Goal of the exercise: Leave out every picture, and restate word for word only the lines from the one containing "Extract all readable text from this page." through the end of the material.
===== Stored rows =====
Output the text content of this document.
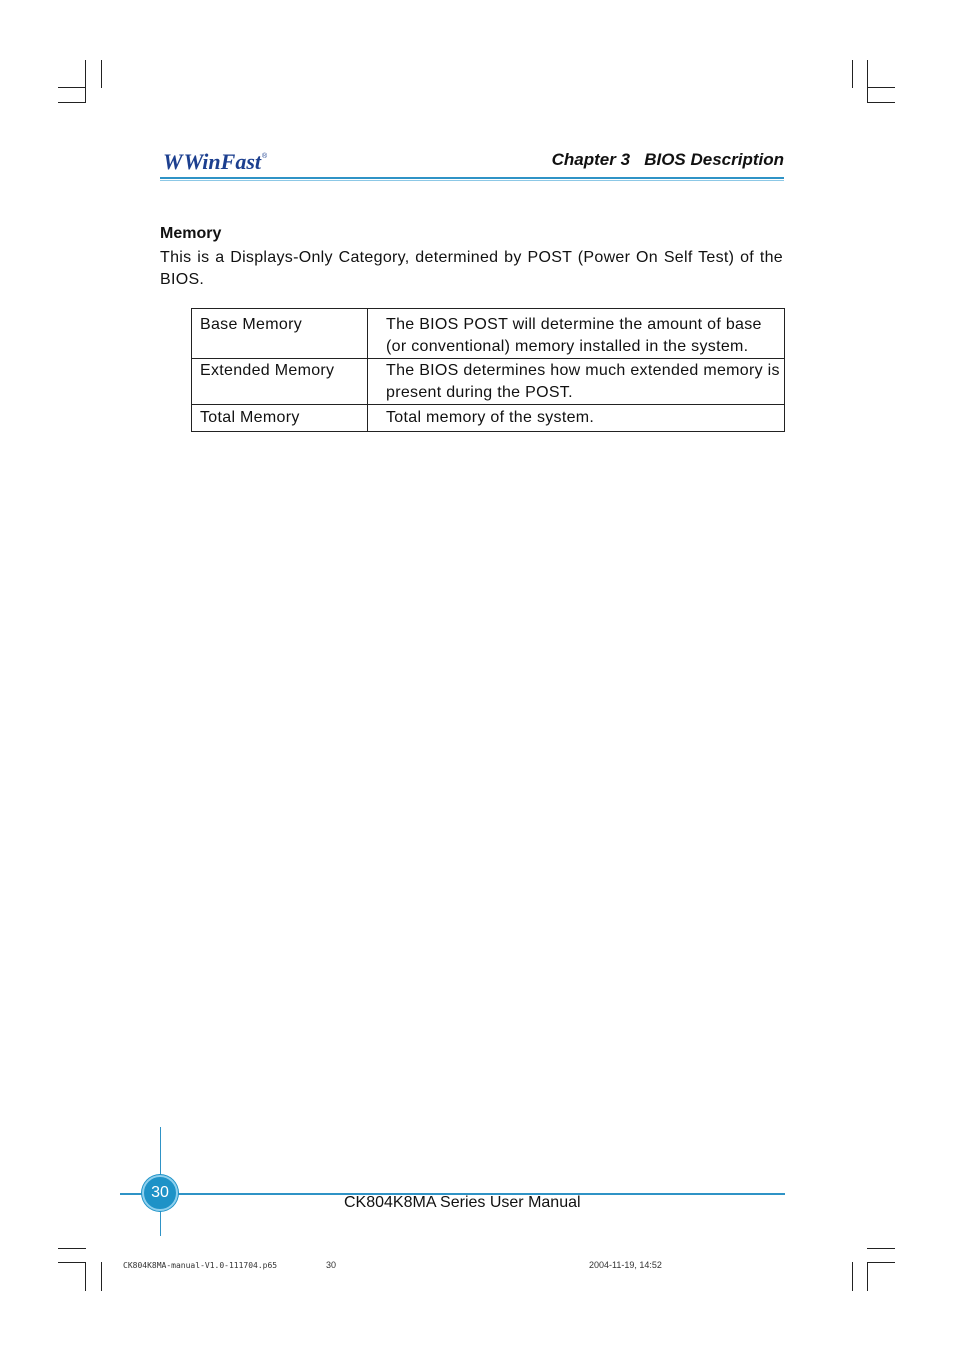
W WinFast ®	Chapter 3   BIOS Description
Memory
This is a Displays-Only Category, determined by POST (Power On Self Test) of the BIOS.
Base Memory	The BIOS POST will determine the amount of base (or conventional) memory installed in the system.

Extended Memory	The BIOS determines how much extended memory is present during the POST.

Total Memory	Total memory of the system.
30
CK804K8MA Series User Manual
CK804K8MA-manual-V1.0-111704.p65	30	2004-11-19, 14:52
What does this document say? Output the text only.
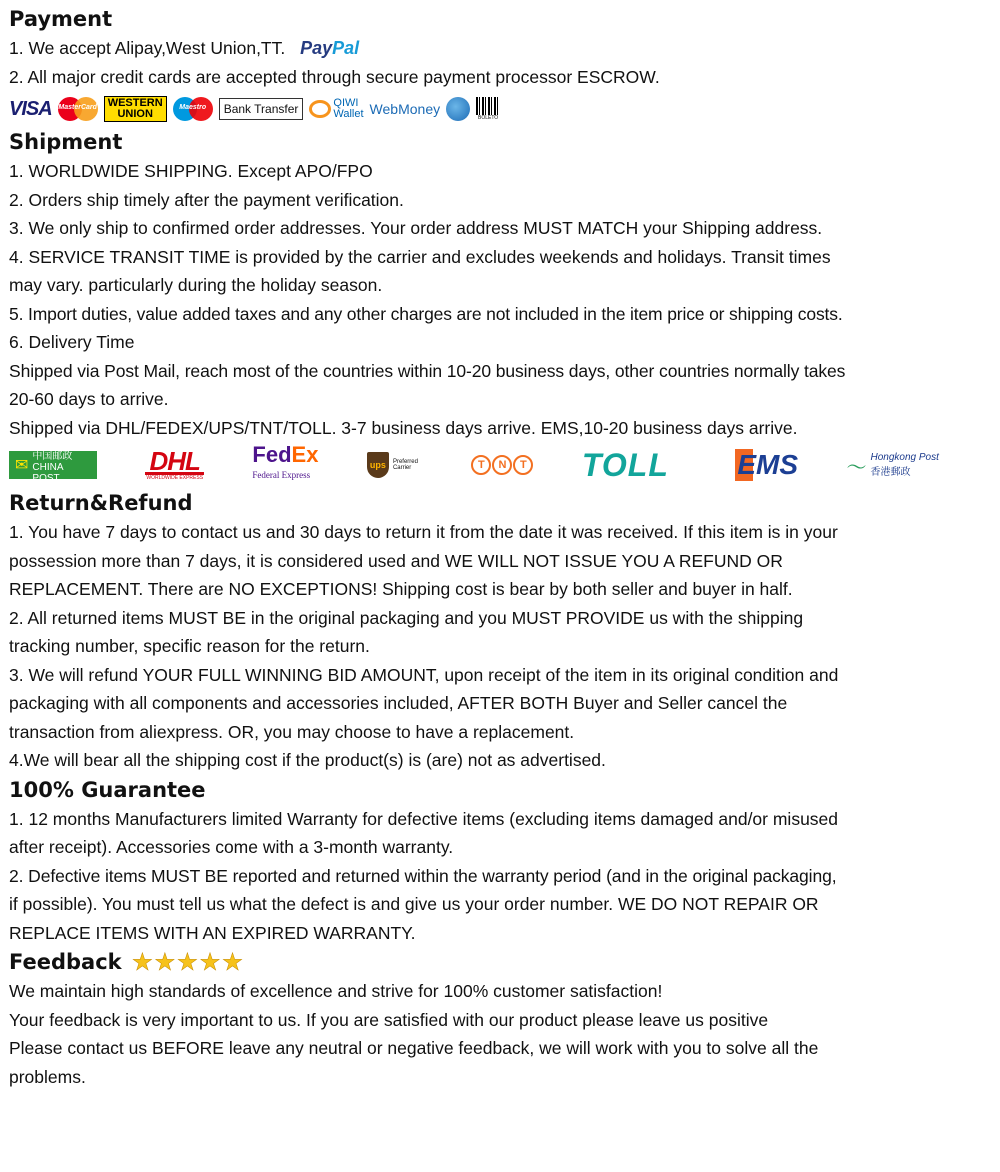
Payment
1. We accept Alipay,West Union,TT. PayPal
2. All major credit cards are accepted through secure payment processor ESCROW.
VISA MasterCard WESTERN
UNION
Maestro	Bank Transfer	QIWI
Wallet WebMoney
BOLETO
Shipment

1. WORLDWIDE SHIPPING. Except APO/FPO

2. Orders ship timely after the payment verification.

3. We only ship to confirmed order addresses. Your order address MUST MATCH your Shipping address.

4. SERVICE TRANSIT TIME is provided by the carrier and excludes weekends and holidays. Transit times

may vary. particularly during the holiday season.

5. Import duties, value added taxes and any other charges are not included in the item price or shipping costs.

6. Delivery Time

Shipped via Post Mail, reach most of the countries within 10-20 business days, other countries normally takes

20-60 days to arrive.

Shipped via DHL/FEDEX/UPS/TNT/TOLL. 3-7 business days arrive. EMS,10-20 business days arrive.

✉
中国邮政
CHINA POST
DHL
WORLDWIDE EXPRESS
FedEx
Federal Express
ups	Preferred Carrier	T	N	T TOLL	EMS 〜 Hongkong Post
香港郵政
Return&Refund

1. You have 7 days to contact us and 30 days to return it from the date it was received. If this item is in your

possession more than 7 days, it is considered used and WE WILL NOT ISSUE YOU A REFUND OR

REPLACEMENT. There are NO EXCEPTIONS! Shipping cost is bear by both seller and buyer in half.

2. All returned items MUST BE in the original packaging and you MUST PROVIDE us with the shipping

tracking number, specific reason for the return.

3. We will refund YOUR FULL WINNING BID AMOUNT, upon receipt of the item in its original condition and

packaging with all components and accessories included, AFTER BOTH Buyer and Seller cancel the

transaction from aliexpress. OR, you may choose to have a replacement.

4.We will bear all the shipping cost if the product(s) is (are) not as advertised.

100% Guarantee

1. 12 months Manufacturers limited Warranty for defective items (excluding items damaged and/or misused

after receipt). Accessories come with a 3-month warranty.

2. Defective items MUST BE reported and returned within the warranty period (and in the original packaging,

if possible). You must tell us what the defect is and give us your order number. WE DO NOT REPAIR OR

REPLACE ITEMS WITH AN EXPIRED WARRANTY.

Feedback ★★★★★

We maintain high standards of excellence and strive for 100% customer satisfaction!

Your feedback is very important to us. If you are satisfied with our product please leave us positive

Please contact us BEFORE leave any neutral or negative feedback, we will work with you to solve all the

problems.
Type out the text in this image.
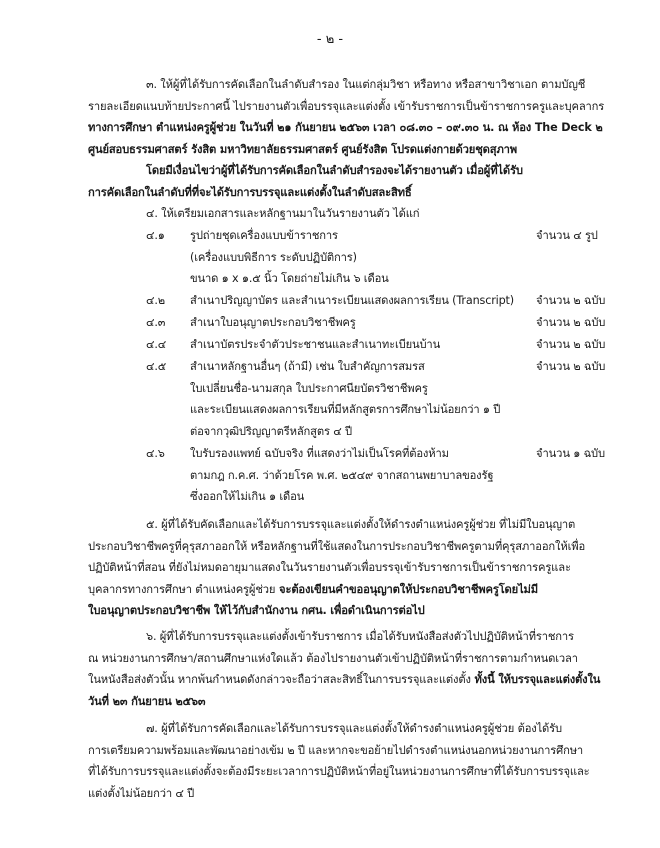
- ๒ -
๓. ให้ผู้ที่ได้รับการคัดเลือกในลำดับสำรอง ในแต่กลุ่มวิชา หรือทาง หรือสาขาวิชาเอก ตามบัญชี
รายละเอียดแนบท้ายประกาศนี้ ไปรายงานตัวเพื่อบรรจุและแต่งตั้ง เข้ารับราชการเป็นข้าราชการครูและบุคลากร
ทางการศึกษา ตำแหน่งครูผู้ช่วย ในวันที่ ๒๑ กันยายน ๒๕๖๓ เวลา ๐๘.๓๐ – ๐๙.๓๐ น. ณ ห้อง The Deck ๒
ศูนย์สอบธรรมศาสตร์ รังสิต มหาวิทยาลัยธรรมศาสตร์ ศูนย์รังสิต โปรดแต่งกายด้วยชุดสุภาพ
โดยมีเงื่อนไขว่าผู้ที่ได้รับการคัดเลือกในลำดับสำรองจะได้รายงานตัว เมื่อผู้ที่ได้รับ
การคัดเลือกในลำดับที่ที่จะได้รับการบรรจุและแต่งตั้งในลำดับสละสิทธิ์
๔. ให้เตรียมเอกสารและหลักฐานมาในวันรายงานตัว ได้แก่
๔.๑	รูปถ่ายชุดเครื่องแบบข้าราชการ	จำนวน ๔ รูป
(เครื่องแบบพิธีการ ระดับปฏิบัติการ)
ขนาด ๑ x ๑.๕ นิ้ว โดยถ่ายไม่เกิน ๖ เดือน
๔.๒	สำเนาปริญญาบัตร และสำเนาระเบียนแสดงผลการเรียน (Transcript)	จำนวน ๒ ฉบับ
๔.๓	สำเนาใบอนุญาตประกอบวิชาชีพครู	จำนวน ๒ ฉบับ
๔.๔	สำเนาบัตรประจำตัวประชาชนและสำเนาทะเบียนบ้าน	จำนวน ๒ ฉบับ
๔.๕	สำเนาหลักฐานอื่นๆ (ถ้ามี) เช่น ใบสำคัญการสมรส	จำนวน ๒ ฉบับ
ใบเปลี่ยนชื่อ-นามสกุล ใบประกาศนียบัตรวิชาชีพครู
และระเบียนแสดงผลการเรียนที่มีหลักสูตรการศึกษาไม่น้อยกว่า ๑ ปี
ต่อจากวุฒิปริญญาตรีหลักสูตร ๔ ปี
๔.๖	ใบรับรองแพทย์ ฉบับจริง ที่แสดงว่าไม่เป็นโรคที่ต้องห้าม	จำนวน ๑ ฉบับ
ตามกฎ ก.ค.ศ. ว่าด้วยโรค พ.ศ. ๒๕๔๙ จากสถานพยาบาลของรัฐ
ซึ่งออกให้ไม่เกิน ๑ เดือน
๕. ผู้ที่ได้รับคัดเลือกและได้รับการบรรจุและแต่งตั้งให้ดำรงตำแหน่งครูผู้ช่วย ที่ไม่มีใบอนุญาต
ประกอบวิชาชีพครูที่คุรุสภาออกให้ หรือหลักฐานที่ใช้แสดงในการประกอบวิชาชีพครูตามที่คุรุสภาออกให้เพื่อ
ปฏิบัติหน้าที่สอน ที่ยังไม่หมดอายุมาแสดงในวันรายงานตัวเพื่อบรรจุเข้ารับราชการเป็นข้าราชการครูและ
บุคลากรทางการศึกษา ตำแหน่งครูผู้ช่วย จะต้องเขียนคำขออนุญาตให้ประกอบวิชาชีพครูโดยไม่มี
ใบอนุญาตประกอบวิชาชีพ ให้ไว้กับสำนักงาน กศน. เพื่อดำเนินการต่อไป
๖. ผู้ที่ได้รับการบรรจุและแต่งตั้งเข้ารับราชการ เมื่อได้รับหนังสือส่งตัวไปปฏิบัติหน้าที่ราชการ
ณ หน่วยงานการศึกษา/สถานศึกษาแห่งใดแล้ว ต้องไปรายงานตัวเข้าปฏิบัติหน้าที่ราชการตามกำหนดเวลา
ในหนังสือส่งตัวนั้น หากพ้นกำหนดดังกล่าวจะถือว่าสละสิทธิ์ในการบรรจุและแต่งตั้ง ทั้งนี้ ให้บรรจุและแต่งตั้งใน
วันที่ ๒๓ กันยายน ๒๕๖๓
๗. ผู้ที่ได้รับการคัดเลือกและได้รับการบรรจุและแต่งตั้งให้ดำรงตำแหน่งครูผู้ช่วย ต้องได้รับ
การเตรียมความพร้อมและพัฒนาอย่างเข้ม ๒ ปี และหากจะขอย้ายไปดำรงตำแหน่งนอกหน่วยงานการศึกษา
ที่ได้รับการบรรจุและแต่งตั้งจะต้องมีระยะเวลาการปฏิบัติหน้าที่อยู่ในหน่วยงานการศึกษาที่ได้รับการบรรจุและ
แต่งตั้งไม่น้อยกว่า ๔ ปี
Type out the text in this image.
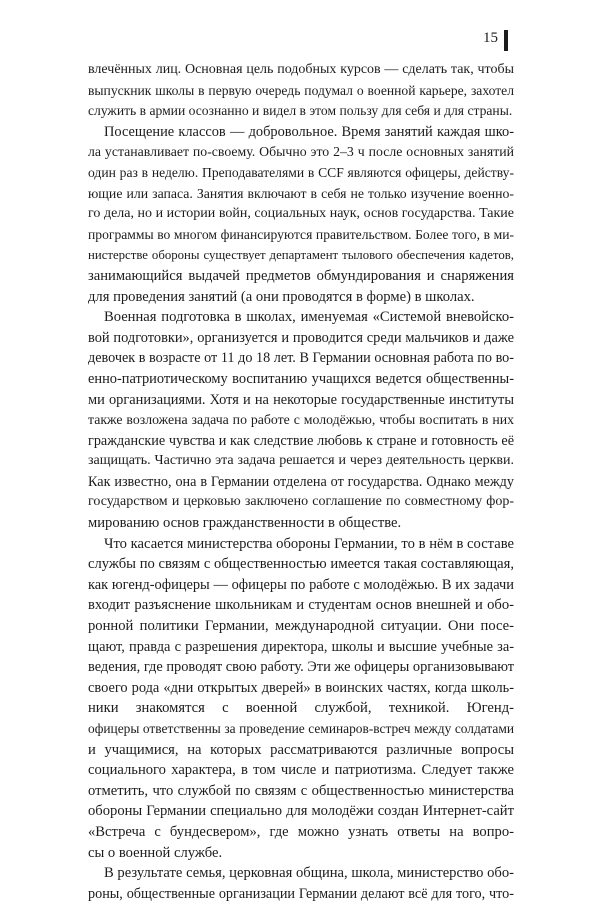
15
влечённых лиц. Основная цель подобных курсов — сделать так, чтобы
выпускник школы в первую очередь подумал о военной карьере, захотел
служить в армии осознанно и видел в этом пользу для себя и для страны.
Посещение классов — добровольное. Время занятий каждая шко-
ла устанавливает по-своему. Обычно это 2–3 ч после основных занятий
один раз в неделю. Преподавателями в CCF являются офицеры, действу-
ющие или запаса. Занятия включают в себя не только изучение военно-
го дела, но и истории войн, социальных наук, основ государства. Такие
программы во многом финансируются правительством. Более того, в ми-
нистерстве обороны существует департамент тылового обеспечения кадетов,
занимающийся выдачей предметов обмундирования и снаряжения
для проведения занятий (а они проводятся в форме) в школах.
Военная подготовка в школах, именуемая «Системой вневойско-
вой подготовки», организуется и проводится среди мальчиков и даже
девочек в возрасте от 11 до 18 лет. В Германии основная работа по во-
енно-патриотическому воспитанию учащихся ведется общественны-
ми организациями. Хотя и на некоторые государственные институты
также возложена задача по работе с молодёжью, чтобы воспитать в них
гражданские чувства и как следствие любовь к стране и готовность её
защищать. Частично эта задача решается и через деятельность церкви.
Как известно, она в Германии отделена от государства. Однако между
государством и церковью заключено соглашение по совместному фор-
мированию основ гражданственности в обществе.
Что касается министерства обороны Германии, то в нём в составе
службы по связям с общественностью имеется такая составляющая,
как югенд-офицеры — офицеры по работе с молодёжью. В их задачи
входит разъяснение школьникам и студентам основ внешней и обо-
ронной политики Германии, международной ситуации. Они посе-
щают, правда с разрешения директора, школы и высшие учебные за-
ведения, где проводят свою работу. Эти же офицеры организовывают
своего рода «дни открытых дверей» в воинских частях, когда школь-
ники знакомятся с военной службой, техникой. Югенд-
офицеры ответственны за проведение семинаров-встреч между солдатами
и учащимися, на которых рассматриваются различные вопросы
социального характера, в том числе и патриотизма. Следует также
отметить, что службой по связям с общественностью министерства
обороны Германии специально для молодёжи создан Интернет-сайт
«Встреча с бундесвером», где можно узнать ответы на вопро-
сы о военной службе.
В результате семья, церковная община, школа, министерство обо-
роны, общественные организации Германии делают всё для того, что-
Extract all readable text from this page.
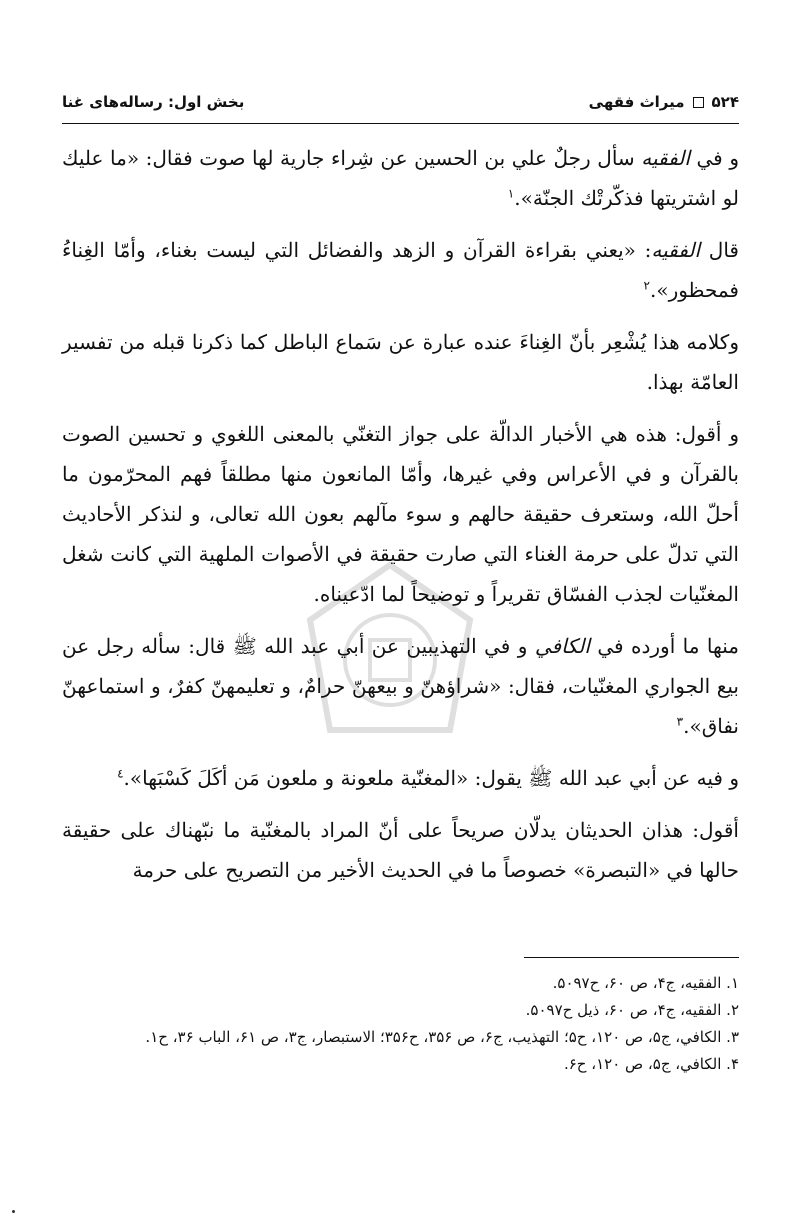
۵۲۴
میراث فقهی
بخش اول: رساله‌های غنا

و في الفقيه سأل رجلٌ علي بن الحسين عن شِراء جارية لها صوت فقال: «ما عليك لو اشتريتها فذكّرتْك الجنّة».$^١$

قال الفقيه: «يعني بقراءة القرآن و الزهد والفضائل التي ليست بغناء، وأمّا الغِناءُ فمحظور».$^٢$

وكلامه هذا يُشْعِر بأنّ الغِناءَ عنده عبارة عن سَماع الباطل كما ذكرنا قبله من تفسير العامّة بهذا.

و أقول: هذه هي الأخبار الدالّة على جواز التغنّي بالمعنى اللغوي و تحسين الصوت بالقرآن و في الأعراس وفي غيرها، وأمّا المانعون منها مطلقاً فهم المحرّمون ما أحلّ الله، وستعرف حقيقة حالهم و سوء مآلهم بعون الله تعالى، و لنذكر الأحاديث التي تدلّ على حرمة الغناء التي صارت حقيقة في الأصوات الملهية التي كانت شغل المغنّيات لجذب الفسّاق تقريراً و توضيحاً لما ادّعيناه.

منها ما أورده في الكافي و في التهذيبين عن أبي عبد الله ﷺ قال: سأله رجل عن بيع الجواري المغنّيات، فقال: «شراؤهنّ و بيعهنّ حرامٌ، و تعليمهنّ كفرٌ، و استماعهنّ نفاق».$^٣$

و فيه عن أبي عبد الله ﷺ يقول: «المغنّية ملعونة و ملعون مَن أكَلَ كَسْبَها».$^٤$

أقول: هذان الحديثان يدلّان صريحاً على أنّ المراد بالمغنّية ما نبّهناك على حقيقة حالها في «التبصرة» خصوصاً ما في الحديث الأخير من التصريح على حرمة

١. الفقيه، ج۴، ص ۶۰، ح۵۰۹۷.

٢. الفقيه، ج۴، ص ۶۰، ذيل ح۵۰۹۷.

٣. الكافي، ج۵، ص ۱۲۰، ح۵؛ التهذيب، ج۶، ص ۳۵۶، ح۳۵۶؛ الاستبصار، ج۳، ص ۶۱، الباب ۳۶، ح۱.

۴. الكافي، ج۵، ص ۱۲۰، ح۶.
=====
Task result:
Extract all readable text from this page.
۵۲۴
میراث فقهی
بخش اول: رساله‌های غنا

و في الفقيه سأل رجلٌ علي بن الحسين عن شِراء جارية لها صوت فقال: «ما عليك لو اشتريتها فذكّرتْك الجنّة».$^١$

قال الفقيه: «يعني بقراءة القرآن و الزهد والفضائل التي ليست بغناء، وأمّا الغِناءُ فمحظور».$^٢$

وكلامه هذا يُشْعِر بأنّ الغِناءَ عنده عبارة عن سَماع الباطل كما ذكرنا قبله من تفسير العامّة بهذا.

و أقول: هذه هي الأخبار الدالّة على جواز التغنّي بالمعنى اللغوي و تحسين الصوت بالقرآن و في الأعراس وفي غيرها، وأمّا المانعون منها مطلقاً فهم المحرّمون ما أحلّ الله، وستعرف حقيقة حالهم و سوء مآلهم بعون الله تعالى، و لنذكر الأحاديث التي تدلّ على حرمة الغناء التي صارت حقيقة في الأصوات الملهية التي كانت شغل المغنّيات لجذب الفسّاق تقريراً و توضيحاً لما ادّعيناه.

منها ما أورده في الكافي و في التهذيبين عن أبي عبد الله ﷺ قال: سأله رجل عن بيع الجواري المغنّيات، فقال: «شراؤهنّ و بيعهنّ حرامٌ، و تعليمهنّ كفرٌ، و استماعهنّ نفاق».$^٣$

و فيه عن أبي عبد الله ﷺ يقول: «المغنّية ملعونة و ملعون مَن أكَلَ كَسْبَها».$^٤$

أقول: هذان الحديثان يدلّان صريحاً على أنّ المراد بالمغنّية ما نبّهناك على حقيقة حالها في «التبصرة» خصوصاً ما في الحديث الأخير من التصريح على حرمة

١. الفقيه، ج۴، ص ۶۰، ح۵۰۹۷.

٢. الفقيه، ج۴، ص ۶۰، ذيل ح۵۰۹۷.

٣. الكافي، ج۵، ص ۱۲۰، ح۵؛ التهذيب، ج۶، ص ۳۵۶، ح۳۵۶؛ الاستبصار، ج۳، ص ۶۱، الباب ۳۶، ح۱.

۴. الكافي، ج۵، ص ۱۲۰، ح۶.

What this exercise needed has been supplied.